## Short task
The records below are to be repeated in full, exactly as they are.

## Material provided
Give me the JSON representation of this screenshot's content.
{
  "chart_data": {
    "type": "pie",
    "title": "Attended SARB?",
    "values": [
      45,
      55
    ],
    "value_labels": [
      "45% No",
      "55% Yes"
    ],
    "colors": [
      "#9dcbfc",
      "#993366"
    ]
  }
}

## Answer in full
Give me the JSON representation of this screenshot's content.
{
  "chart_data": {
    "type": "pie",
    "title": "Attended SARB?",
    "values": [
      45,
      55
    ],
    "value_labels": [
      "45% No",
      "55% Yes"
    ],
    "colors": [
      "#9dcbfc",
      "#993366"
    ]
  }
}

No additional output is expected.